Task details:
Could every line of the data be printed exactly as it reads?
#####
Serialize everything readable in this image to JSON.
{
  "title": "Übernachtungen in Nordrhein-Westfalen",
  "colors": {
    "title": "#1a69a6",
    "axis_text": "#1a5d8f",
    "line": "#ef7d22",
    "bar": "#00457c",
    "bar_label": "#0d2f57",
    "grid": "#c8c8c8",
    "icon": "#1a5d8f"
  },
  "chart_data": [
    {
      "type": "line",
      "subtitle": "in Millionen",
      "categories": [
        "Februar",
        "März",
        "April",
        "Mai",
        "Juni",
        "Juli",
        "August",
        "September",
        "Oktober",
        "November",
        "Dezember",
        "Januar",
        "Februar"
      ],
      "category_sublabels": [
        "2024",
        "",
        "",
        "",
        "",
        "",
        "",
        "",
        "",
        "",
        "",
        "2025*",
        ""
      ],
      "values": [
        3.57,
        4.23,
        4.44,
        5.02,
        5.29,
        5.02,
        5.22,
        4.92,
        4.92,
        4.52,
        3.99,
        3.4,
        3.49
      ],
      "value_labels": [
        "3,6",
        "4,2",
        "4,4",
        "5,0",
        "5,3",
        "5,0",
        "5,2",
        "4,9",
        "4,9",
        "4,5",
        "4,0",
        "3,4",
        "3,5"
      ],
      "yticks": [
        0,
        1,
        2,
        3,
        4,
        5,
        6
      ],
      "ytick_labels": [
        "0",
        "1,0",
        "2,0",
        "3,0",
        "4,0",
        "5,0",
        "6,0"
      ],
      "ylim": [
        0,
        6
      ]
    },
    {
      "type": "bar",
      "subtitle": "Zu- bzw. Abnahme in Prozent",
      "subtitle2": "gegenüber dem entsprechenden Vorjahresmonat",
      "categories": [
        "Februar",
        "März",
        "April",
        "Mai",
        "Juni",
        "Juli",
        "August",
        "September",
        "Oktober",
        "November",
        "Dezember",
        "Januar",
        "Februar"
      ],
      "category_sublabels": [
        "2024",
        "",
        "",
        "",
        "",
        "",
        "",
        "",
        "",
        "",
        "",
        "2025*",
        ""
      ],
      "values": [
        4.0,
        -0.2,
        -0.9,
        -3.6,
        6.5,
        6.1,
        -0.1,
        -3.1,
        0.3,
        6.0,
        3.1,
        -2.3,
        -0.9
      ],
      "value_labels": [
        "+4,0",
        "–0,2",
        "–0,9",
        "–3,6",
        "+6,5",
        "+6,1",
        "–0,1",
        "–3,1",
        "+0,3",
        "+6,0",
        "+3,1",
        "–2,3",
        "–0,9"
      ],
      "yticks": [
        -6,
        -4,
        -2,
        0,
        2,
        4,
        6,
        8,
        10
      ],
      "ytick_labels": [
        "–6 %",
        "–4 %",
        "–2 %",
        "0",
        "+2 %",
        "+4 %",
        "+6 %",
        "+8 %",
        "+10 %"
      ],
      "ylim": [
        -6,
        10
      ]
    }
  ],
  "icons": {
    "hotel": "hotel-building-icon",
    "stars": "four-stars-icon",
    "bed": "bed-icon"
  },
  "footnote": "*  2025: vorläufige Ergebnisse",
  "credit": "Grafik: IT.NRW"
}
#####
Solved exercise:
Serialize everything readable in this image to JSON.
{
  "title": "Übernachtungen in Nordrhein-Westfalen",
  "colors": {
    "title": "#1a69a6",
    "axis_text": "#1a5d8f",
    "line": "#ef7d22",
    "bar": "#00457c",
    "bar_label": "#0d2f57",
    "grid": "#c8c8c8",
    "icon": "#1a5d8f"
  },
  "chart_data": [
    {
      "type": "line",
      "subtitle": "in Millionen",
      "categories": [
        "Februar",
        "März",
        "April",
        "Mai",
        "Juni",
        "Juli",
        "August",
        "September",
        "Oktober",
        "November",
        "Dezember",
        "Januar",
        "Februar"
      ],
      "category_sublabels": [
        "2024",
        "",
        "",
        "",
        "",
        "",
        "",
        "",
        "",
        "",
        "",
        "2025*",
        ""
      ],
      "values": [
        3.57,
        4.23,
        4.44,
        5.02,
        5.29,
        5.02,
        5.22,
        4.92,
        4.92,
        4.52,
        3.99,
        3.4,
        3.49
      ],
      "value_labels": [
        "3,6",
        "4,2",
        "4,4",
        "5,0",
        "5,3",
        "5,0",
        "5,2",
        "4,9",
        "4,9",
        "4,5",
        "4,0",
        "3,4",
        "3,5"
      ],
      "yticks": [
        0,
        1,
        2,
        3,
        4,
        5,
        6
      ],
      "ytick_labels": [
        "0",
        "1,0",
        "2,0",
        "3,0",
        "4,0",
        "5,0",
        "6,0"
      ],
      "ylim": [
        0,
        6
      ]
    },
    {
      "type": "bar",
      "subtitle": "Zu- bzw. Abnahme in Prozent",
      "subtitle2": "gegenüber dem entsprechenden Vorjahresmonat",
      "categories": [
        "Februar",
        "März",
        "April",
        "Mai",
        "Juni",
        "Juli",
        "August",
        "September",
        "Oktober",
        "November",
        "Dezember",
        "Januar",
        "Februar"
      ],
      "category_sublabels": [
        "2024",
        "",
        "",
        "",
        "",
        "",
        "",
        "",
        "",
        "",
        "",
        "2025*",
        ""
      ],
      "values": [
        4.0,
        -0.2,
        -0.9,
        -3.6,
        6.5,
        6.1,
        -0.1,
        -3.1,
        0.3,
        6.0,
        3.1,
        -2.3,
        -0.9
      ],
      "value_labels": [
        "+4,0",
        "–0,2",
        "–0,9",
        "–3,6",
        "+6,5",
        "+6,1",
        "–0,1",
        "–3,1",
        "+0,3",
        "+6,0",
        "+3,1",
        "–2,3",
        "–0,9"
      ],
      "yticks": [
        -6,
        -4,
        -2,
        0,
        2,
        4,
        6,
        8,
        10
      ],
      "ytick_labels": [
        "–6 %",
        "–4 %",
        "–2 %",
        "0",
        "+2 %",
        "+4 %",
        "+6 %",
        "+8 %",
        "+10 %"
      ],
      "ylim": [
        -6,
        10
      ]
    }
  ],
  "icons": {
    "hotel": "hotel-building-icon",
    "stars": "four-stars-icon",
    "bed": "bed-icon"
  },
  "footnote": "*  2025: vorläufige Ergebnisse",
  "credit": "Grafik: IT.NRW"
}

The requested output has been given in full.